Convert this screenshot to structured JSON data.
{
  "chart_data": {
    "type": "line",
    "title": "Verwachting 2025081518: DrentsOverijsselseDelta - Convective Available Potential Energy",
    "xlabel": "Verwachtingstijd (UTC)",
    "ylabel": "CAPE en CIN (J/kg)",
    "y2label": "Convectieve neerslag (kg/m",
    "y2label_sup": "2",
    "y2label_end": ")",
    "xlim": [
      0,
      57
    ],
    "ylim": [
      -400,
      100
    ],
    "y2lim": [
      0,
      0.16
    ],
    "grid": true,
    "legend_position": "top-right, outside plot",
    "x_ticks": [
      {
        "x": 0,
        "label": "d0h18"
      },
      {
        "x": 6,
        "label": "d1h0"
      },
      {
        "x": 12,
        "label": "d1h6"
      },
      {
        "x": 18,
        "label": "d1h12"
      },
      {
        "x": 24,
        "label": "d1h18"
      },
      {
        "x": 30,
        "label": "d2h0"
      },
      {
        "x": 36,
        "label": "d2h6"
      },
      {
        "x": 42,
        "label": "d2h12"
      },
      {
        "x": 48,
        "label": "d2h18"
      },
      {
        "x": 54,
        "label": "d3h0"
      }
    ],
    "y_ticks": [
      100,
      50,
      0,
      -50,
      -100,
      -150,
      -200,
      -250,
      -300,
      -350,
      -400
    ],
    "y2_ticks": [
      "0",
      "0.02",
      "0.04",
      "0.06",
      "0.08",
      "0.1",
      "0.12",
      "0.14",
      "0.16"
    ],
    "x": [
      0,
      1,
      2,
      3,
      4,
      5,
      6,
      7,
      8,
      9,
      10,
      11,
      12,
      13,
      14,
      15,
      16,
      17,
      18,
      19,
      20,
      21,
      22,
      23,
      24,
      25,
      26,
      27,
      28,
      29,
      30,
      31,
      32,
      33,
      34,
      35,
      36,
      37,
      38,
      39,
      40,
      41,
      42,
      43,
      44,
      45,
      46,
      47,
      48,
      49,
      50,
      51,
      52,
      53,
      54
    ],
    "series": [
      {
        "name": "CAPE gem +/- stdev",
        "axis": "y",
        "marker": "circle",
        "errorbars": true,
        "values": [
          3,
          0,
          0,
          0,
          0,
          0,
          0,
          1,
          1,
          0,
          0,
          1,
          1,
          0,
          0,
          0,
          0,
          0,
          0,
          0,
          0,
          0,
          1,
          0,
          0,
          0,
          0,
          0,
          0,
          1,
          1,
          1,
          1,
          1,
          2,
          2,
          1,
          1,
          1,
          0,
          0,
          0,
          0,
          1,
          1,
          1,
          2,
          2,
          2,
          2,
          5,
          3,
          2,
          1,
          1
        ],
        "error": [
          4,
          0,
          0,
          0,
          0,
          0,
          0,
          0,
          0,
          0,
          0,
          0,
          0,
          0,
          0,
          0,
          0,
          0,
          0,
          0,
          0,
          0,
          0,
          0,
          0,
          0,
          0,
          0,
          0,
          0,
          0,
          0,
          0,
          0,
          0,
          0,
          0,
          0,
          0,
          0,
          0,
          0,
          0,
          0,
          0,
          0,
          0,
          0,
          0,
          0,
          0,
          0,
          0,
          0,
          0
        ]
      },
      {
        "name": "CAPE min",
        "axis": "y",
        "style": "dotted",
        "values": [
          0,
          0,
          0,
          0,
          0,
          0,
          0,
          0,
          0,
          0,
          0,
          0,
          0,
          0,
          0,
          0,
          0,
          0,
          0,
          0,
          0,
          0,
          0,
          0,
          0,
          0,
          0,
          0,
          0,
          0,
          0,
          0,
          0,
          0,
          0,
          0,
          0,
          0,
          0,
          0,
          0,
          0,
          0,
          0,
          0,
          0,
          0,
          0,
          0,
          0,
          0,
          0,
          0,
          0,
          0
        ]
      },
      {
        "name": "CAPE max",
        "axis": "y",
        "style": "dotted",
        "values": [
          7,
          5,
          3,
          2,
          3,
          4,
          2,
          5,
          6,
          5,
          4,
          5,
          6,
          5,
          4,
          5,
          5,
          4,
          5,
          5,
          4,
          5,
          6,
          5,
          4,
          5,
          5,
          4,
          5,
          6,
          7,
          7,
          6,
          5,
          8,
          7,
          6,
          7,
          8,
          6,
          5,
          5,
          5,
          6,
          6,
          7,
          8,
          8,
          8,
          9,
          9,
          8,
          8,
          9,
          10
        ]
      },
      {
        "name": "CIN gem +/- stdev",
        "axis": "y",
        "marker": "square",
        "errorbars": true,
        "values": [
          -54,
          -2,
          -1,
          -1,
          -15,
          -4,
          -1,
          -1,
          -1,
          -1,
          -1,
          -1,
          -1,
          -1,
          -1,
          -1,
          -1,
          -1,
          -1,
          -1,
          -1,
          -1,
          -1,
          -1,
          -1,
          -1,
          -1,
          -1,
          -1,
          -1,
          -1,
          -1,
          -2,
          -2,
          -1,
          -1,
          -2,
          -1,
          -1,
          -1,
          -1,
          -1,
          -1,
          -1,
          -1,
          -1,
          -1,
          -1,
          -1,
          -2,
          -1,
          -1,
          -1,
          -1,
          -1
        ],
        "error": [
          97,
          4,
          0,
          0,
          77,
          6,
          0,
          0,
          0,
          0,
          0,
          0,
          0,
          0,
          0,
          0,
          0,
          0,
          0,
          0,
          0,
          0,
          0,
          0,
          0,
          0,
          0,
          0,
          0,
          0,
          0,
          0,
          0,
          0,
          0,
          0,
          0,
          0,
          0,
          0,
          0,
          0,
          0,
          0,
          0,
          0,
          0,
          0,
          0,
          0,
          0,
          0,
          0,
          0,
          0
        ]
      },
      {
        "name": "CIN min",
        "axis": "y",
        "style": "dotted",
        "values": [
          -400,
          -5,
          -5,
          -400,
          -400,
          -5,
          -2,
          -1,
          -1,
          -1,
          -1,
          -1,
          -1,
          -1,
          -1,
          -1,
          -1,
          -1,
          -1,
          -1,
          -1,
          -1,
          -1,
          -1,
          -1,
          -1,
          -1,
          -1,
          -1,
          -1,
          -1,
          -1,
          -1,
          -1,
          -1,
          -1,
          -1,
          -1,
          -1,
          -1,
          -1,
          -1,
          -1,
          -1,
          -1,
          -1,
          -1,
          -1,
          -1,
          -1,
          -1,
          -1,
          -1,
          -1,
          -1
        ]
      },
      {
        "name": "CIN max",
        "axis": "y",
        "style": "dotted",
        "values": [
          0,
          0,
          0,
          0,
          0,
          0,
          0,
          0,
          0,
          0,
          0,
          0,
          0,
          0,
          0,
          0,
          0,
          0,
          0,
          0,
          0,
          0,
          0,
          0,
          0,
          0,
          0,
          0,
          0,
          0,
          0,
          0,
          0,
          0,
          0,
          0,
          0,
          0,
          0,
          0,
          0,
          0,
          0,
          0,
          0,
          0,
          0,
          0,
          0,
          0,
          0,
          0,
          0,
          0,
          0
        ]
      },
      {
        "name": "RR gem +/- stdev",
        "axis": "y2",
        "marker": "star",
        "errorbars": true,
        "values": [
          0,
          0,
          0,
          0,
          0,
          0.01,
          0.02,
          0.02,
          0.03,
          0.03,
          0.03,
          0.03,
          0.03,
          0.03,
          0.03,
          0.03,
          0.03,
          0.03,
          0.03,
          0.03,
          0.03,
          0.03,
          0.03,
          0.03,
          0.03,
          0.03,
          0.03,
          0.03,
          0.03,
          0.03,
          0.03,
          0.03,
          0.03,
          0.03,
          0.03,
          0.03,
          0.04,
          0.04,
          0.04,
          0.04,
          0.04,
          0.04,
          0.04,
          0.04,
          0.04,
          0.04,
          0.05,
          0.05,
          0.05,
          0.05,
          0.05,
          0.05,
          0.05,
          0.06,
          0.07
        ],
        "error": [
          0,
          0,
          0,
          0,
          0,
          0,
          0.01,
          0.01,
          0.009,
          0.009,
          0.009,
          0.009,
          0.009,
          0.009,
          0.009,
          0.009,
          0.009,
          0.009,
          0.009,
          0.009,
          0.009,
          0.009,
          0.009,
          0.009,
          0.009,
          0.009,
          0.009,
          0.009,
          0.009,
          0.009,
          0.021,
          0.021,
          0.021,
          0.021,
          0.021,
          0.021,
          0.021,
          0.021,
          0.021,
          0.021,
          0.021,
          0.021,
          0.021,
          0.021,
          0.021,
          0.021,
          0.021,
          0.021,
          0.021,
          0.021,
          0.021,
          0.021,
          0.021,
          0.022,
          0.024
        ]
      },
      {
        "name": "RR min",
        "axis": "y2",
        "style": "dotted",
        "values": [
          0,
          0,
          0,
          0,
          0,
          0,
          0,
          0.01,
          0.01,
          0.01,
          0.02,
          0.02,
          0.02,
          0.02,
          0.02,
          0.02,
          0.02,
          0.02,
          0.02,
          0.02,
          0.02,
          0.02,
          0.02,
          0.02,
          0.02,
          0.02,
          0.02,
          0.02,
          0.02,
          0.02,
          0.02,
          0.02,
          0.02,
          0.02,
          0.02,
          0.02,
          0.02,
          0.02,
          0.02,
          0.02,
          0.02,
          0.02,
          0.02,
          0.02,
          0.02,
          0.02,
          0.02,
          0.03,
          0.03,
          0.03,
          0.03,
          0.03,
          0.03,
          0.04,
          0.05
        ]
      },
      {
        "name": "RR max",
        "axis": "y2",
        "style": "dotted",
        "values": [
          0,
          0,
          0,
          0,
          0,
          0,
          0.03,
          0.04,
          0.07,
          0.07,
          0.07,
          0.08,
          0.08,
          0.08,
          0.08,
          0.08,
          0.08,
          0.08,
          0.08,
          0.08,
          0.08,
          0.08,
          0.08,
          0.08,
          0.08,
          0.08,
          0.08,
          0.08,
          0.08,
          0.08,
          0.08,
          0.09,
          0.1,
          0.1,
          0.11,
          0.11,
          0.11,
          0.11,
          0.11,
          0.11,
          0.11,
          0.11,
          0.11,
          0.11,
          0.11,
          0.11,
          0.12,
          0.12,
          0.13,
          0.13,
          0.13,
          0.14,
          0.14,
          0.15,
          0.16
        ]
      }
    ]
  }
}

• SET PROBLEM
Go through the listing above and list every line that has the word "name".

• THE RESULT
        "name": "CAPE gem +/- stdev",
        "name": "CAPE min",
        "name": "CAPE max",
        "name": "CIN gem +/- stdev",
        "name": "CIN min",
        "name": "CIN max",
        "name": "RR gem +/- stdev",
        "name": "RR min",
        "name": "RR max",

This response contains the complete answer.